(Region and label listings)
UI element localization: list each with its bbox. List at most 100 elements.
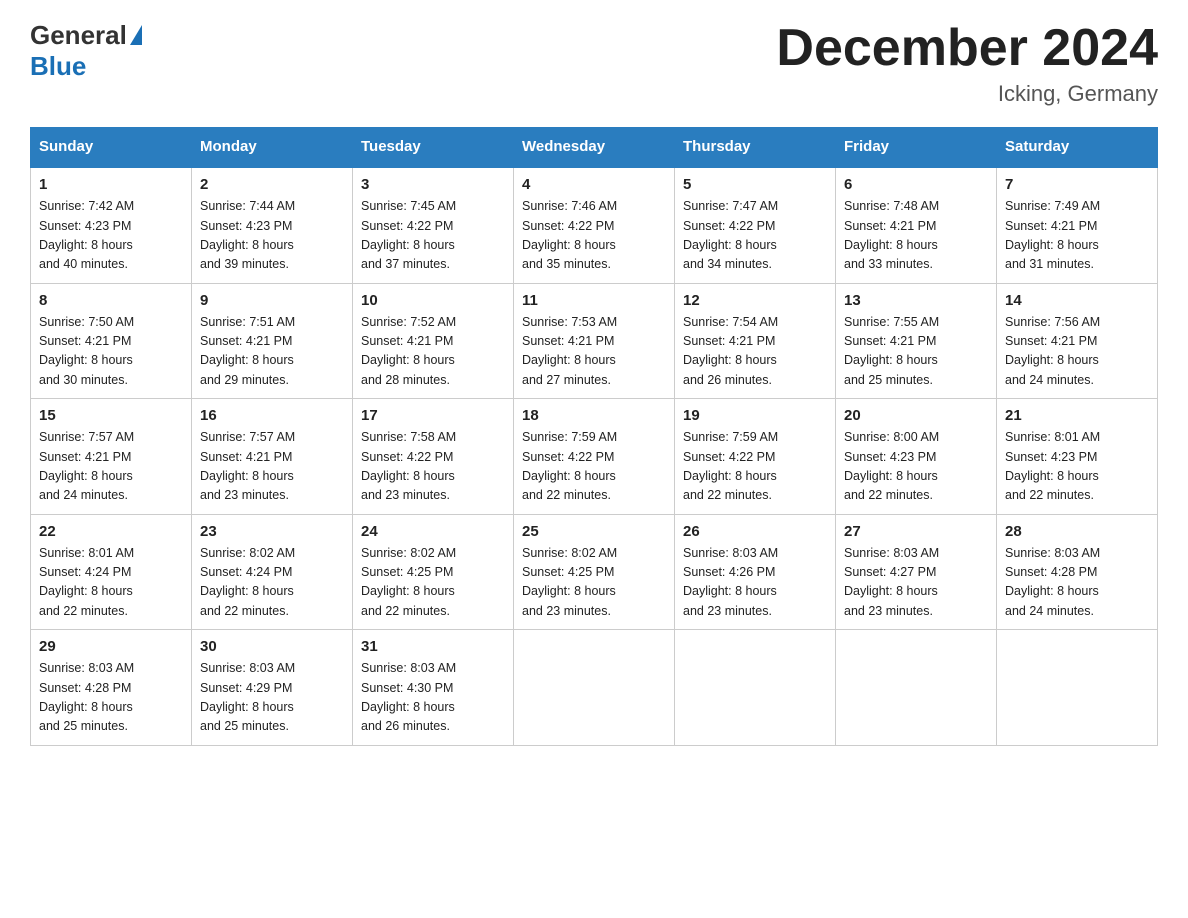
day-info: Sunrise: 7:44 AMSunset: 4:23 PMDaylight:… [200,197,344,275]
week-row-3: 15 Sunrise: 7:57 AMSunset: 4:21 PMDayligh… [31,399,1158,515]
day-info: Sunrise: 8:03 AMSunset: 4:28 PMDaylight:… [39,659,183,737]
day-info: Sunrise: 7:50 AMSunset: 4:21 PMDaylight:… [39,313,183,391]
day-number: 2 [200,176,344,193]
day-info: Sunrise: 8:01 AMSunset: 4:23 PMDaylight:… [1005,428,1149,506]
day-cell: 30 Sunrise: 8:03 AMSunset: 4:29 PMDayligh… [192,630,353,746]
day-cell: 10 Sunrise: 7:52 AMSunset: 4:21 PMDayligh… [353,283,514,399]
day-info: Sunrise: 7:45 AMSunset: 4:22 PMDaylight:… [361,197,505,275]
day-cell [514,630,675,746]
day-cell: 16Sunrise: 7:57 AMSunset: 4:21 PMDayligh… [192,399,353,515]
day-cell: 27 Sunrise: 8:03 AMSunset: 4:27 PMDayligh… [836,514,997,630]
day-info: Sunrise: 8:03 AMSunset: 4:30 PMDaylight:… [361,659,505,737]
day-info: Sunrise: 7:58 AMSunset: 4:22 PMDaylight:… [361,428,505,506]
day-number: 14 [1005,292,1149,309]
day-info: Sunrise: 8:02 AMSunset: 4:24 PMDaylight:… [200,544,344,622]
logo: General Blue [30,20,142,82]
day-number: 10 [361,292,505,309]
day-cell: 24 Sunrise: 8:02 AMSunset: 4:25 PMDayligh… [353,514,514,630]
day-info: Sunrise: 7:47 AMSunset: 4:22 PMDaylight:… [683,197,827,275]
day-cell [997,630,1158,746]
day-number: 15 [39,407,183,424]
day-info: Sunrise: 7:59 AMSunset: 4:22 PMDaylight:… [683,428,827,506]
day-info: Sunrise: 7:52 AMSunset: 4:21 PMDaylight:… [361,313,505,391]
day-info: Sunrise: 7:56 AMSunset: 4:21 PMDaylight:… [1005,313,1149,391]
header-monday: Monday [192,128,353,167]
day-cell: 29 Sunrise: 8:03 AMSunset: 4:28 PMDayligh… [31,630,192,746]
day-number: 17 [361,407,505,424]
day-info: Sunrise: 8:03 AMSunset: 4:27 PMDaylight:… [844,544,988,622]
day-cell: 18 Sunrise: 7:59 AMSunset: 4:22 PMDayligh… [514,399,675,515]
day-cell: 9Sunrise: 7:51 AMSunset: 4:21 PMDaylight… [192,283,353,399]
day-info: Sunrise: 8:03 AMSunset: 4:28 PMDaylight:… [1005,544,1149,622]
day-number: 24 [361,523,505,540]
day-number: 4 [522,176,666,193]
day-cell: 7Sunrise: 7:49 AMSunset: 4:21 PMDaylight… [997,167,1158,284]
month-year-title: December 2024 [776,20,1158,77]
day-cell: 23Sunrise: 8:02 AMSunset: 4:24 PMDayligh… [192,514,353,630]
title-section: December 2024 Icking, Germany [776,20,1158,107]
header-saturday: Saturday [997,128,1158,167]
header-thursday: Thursday [675,128,836,167]
day-cell: 8 Sunrise: 7:50 AMSunset: 4:21 PMDaylight… [31,283,192,399]
logo-blue-text: Blue [30,51,86,82]
calendar-table: SundayMondayTuesdayWednesdayThursdayFrid… [30,127,1158,746]
day-info: Sunrise: 7:57 AMSunset: 4:21 PMDaylight:… [39,428,183,506]
week-row-1: 1Sunrise: 7:42 AMSunset: 4:23 PMDaylight… [31,167,1158,284]
day-cell: 2 Sunrise: 7:44 AMSunset: 4:23 PMDaylight… [192,167,353,284]
day-cell: 22Sunrise: 8:01 AMSunset: 4:24 PMDayligh… [31,514,192,630]
day-number: 16 [200,407,344,424]
day-cell: 5 Sunrise: 7:47 AMSunset: 4:22 PMDaylight… [675,167,836,284]
day-number: 11 [522,292,666,309]
day-cell: 12Sunrise: 7:54 AMSunset: 4:21 PMDayligh… [675,283,836,399]
header-row: SundayMondayTuesdayWednesdayThursdayFrid… [31,128,1158,167]
day-cell: 4 Sunrise: 7:46 AMSunset: 4:22 PMDaylight… [514,167,675,284]
header-tuesday: Tuesday [353,128,514,167]
day-info: Sunrise: 7:55 AMSunset: 4:21 PMDaylight:… [844,313,988,391]
logo-triangle-icon [130,25,142,45]
day-info: Sunrise: 8:02 AMSunset: 4:25 PMDaylight:… [522,544,666,622]
day-cell: 21 Sunrise: 8:01 AMSunset: 4:23 PMDayligh… [997,399,1158,515]
day-info: Sunrise: 8:00 AMSunset: 4:23 PMDaylight:… [844,428,988,506]
day-number: 12 [683,292,827,309]
day-number: 3 [361,176,505,193]
day-cell: 13Sunrise: 7:55 AMSunset: 4:21 PMDayligh… [836,283,997,399]
day-info: Sunrise: 7:59 AMSunset: 4:22 PMDaylight:… [522,428,666,506]
day-info: Sunrise: 8:03 AMSunset: 4:29 PMDaylight:… [200,659,344,737]
day-cell: 20Sunrise: 8:00 AMSunset: 4:23 PMDayligh… [836,399,997,515]
day-number: 26 [683,523,827,540]
day-number: 18 [522,407,666,424]
week-row-5: 29 Sunrise: 8:03 AMSunset: 4:28 PMDayligh… [31,630,1158,746]
day-cell: 26Sunrise: 8:03 AMSunset: 4:26 PMDayligh… [675,514,836,630]
day-cell: 1Sunrise: 7:42 AMSunset: 4:23 PMDaylight… [31,167,192,284]
day-cell: 15 Sunrise: 7:57 AMSunset: 4:21 PMDayligh… [31,399,192,515]
header-sunday: Sunday [31,128,192,167]
day-info: Sunrise: 7:46 AMSunset: 4:22 PMDaylight:… [522,197,666,275]
day-cell: 11 Sunrise: 7:53 AMSunset: 4:21 PMDayligh… [514,283,675,399]
week-row-4: 22Sunrise: 8:01 AMSunset: 4:24 PMDayligh… [31,514,1158,630]
day-cell: 31 Sunrise: 8:03 AMSunset: 4:30 PMDayligh… [353,630,514,746]
day-info: Sunrise: 7:51 AMSunset: 4:21 PMDaylight:… [200,313,344,391]
day-number: 31 [361,638,505,655]
day-number: 27 [844,523,988,540]
day-number: 5 [683,176,827,193]
header-wednesday: Wednesday [514,128,675,167]
day-info: Sunrise: 7:53 AMSunset: 4:21 PMDaylight:… [522,313,666,391]
day-info: Sunrise: 7:48 AMSunset: 4:21 PMDaylight:… [844,197,988,275]
day-cell: 28Sunrise: 8:03 AMSunset: 4:28 PMDayligh… [997,514,1158,630]
day-cell: 19 Sunrise: 7:59 AMSunset: 4:22 PMDayligh… [675,399,836,515]
day-cell: 17 Sunrise: 7:58 AMSunset: 4:22 PMDayligh… [353,399,514,515]
day-cell: 6Sunrise: 7:48 AMSunset: 4:21 PMDaylight… [836,167,997,284]
day-number: 21 [1005,407,1149,424]
day-info: Sunrise: 8:01 AMSunset: 4:24 PMDaylight:… [39,544,183,622]
day-number: 7 [1005,176,1149,193]
day-cell: 25 Sunrise: 8:02 AMSunset: 4:25 PMDayligh… [514,514,675,630]
day-number: 30 [200,638,344,655]
day-info: Sunrise: 7:42 AMSunset: 4:23 PMDaylight:… [39,197,183,275]
day-cell [675,630,836,746]
day-number: 29 [39,638,183,655]
day-number: 8 [39,292,183,309]
day-number: 25 [522,523,666,540]
day-info: Sunrise: 8:02 AMSunset: 4:25 PMDaylight:… [361,544,505,622]
day-number: 19 [683,407,827,424]
logo-general-text: General [30,20,127,51]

▶ [TASK DESCRIPTION] Copy out every row above word for word, from the one containing "day-info: Sunrise: 7:44" down through the one containing "4:22 PMDaylight:… [683,428,827,506]", including both of those rows.

▶ [FINAL RESULT]
day-info: Sunrise: 7:44 AMSunset: 4:23 PMDaylight:… [200,197,344,275]
week-row-3: 15 Sunrise: 7:57 AMSunset: 4:21 PMDayligh… [31,399,1158,515]
day-info: Sunrise: 8:03 AMSunset: 4:28 PMDaylight:… [39,659,183,737]
day-info: Sunrise: 7:50 AMSunset: 4:21 PMDaylight:… [39,313,183,391]
day-number: 2 [200,176,344,193]
day-info: Sunrise: 8:01 AMSunset: 4:23 PMDaylight:… [1005,428,1149,506]
day-cell: 30 Sunrise: 8:03 AMSunset: 4:29 PMDayligh… [192,630,353,746]
day-cell: 10 Sunrise: 7:52 AMSunset: 4:21 PMDayligh… [353,283,514,399]
day-info: Sunrise: 7:45 AMSunset: 4:22 PMDaylight:… [361,197,505,275]
day-cell [514,630,675,746]
day-cell: 16Sunrise: 7:57 AMSunset: 4:21 PMDayligh… [192,399,353,515]
day-cell: 27 Sunrise: 8:03 AMSunset: 4:27 PMDayligh… [836,514,997,630]
day-info: Sunrise: 8:03 AMSunset: 4:30 PMDaylight:… [361,659,505,737]
day-info: Sunrise: 7:58 AMSunset: 4:22 PMDaylight:… [361,428,505,506]
day-number: 14 [1005,292,1149,309]
day-info: Sunrise: 8:02 AMSunset: 4:24 PMDaylight:… [200,544,344,622]
logo: General Blue [30,20,142,82]
day-number: 10 [361,292,505,309]
day-cell: 24 Sunrise: 8:02 AMSunset: 4:25 PMDayligh… [353,514,514,630]
day-info: Sunrise: 7:47 AMSunset: 4:22 PMDaylight:… [683,197,827,275]
day-cell [997,630,1158,746]
day-number: 15 [39,407,183,424]
day-info: Sunrise: 7:59 AMSunset: 4:22 PMDaylight:… [683,428,827,506]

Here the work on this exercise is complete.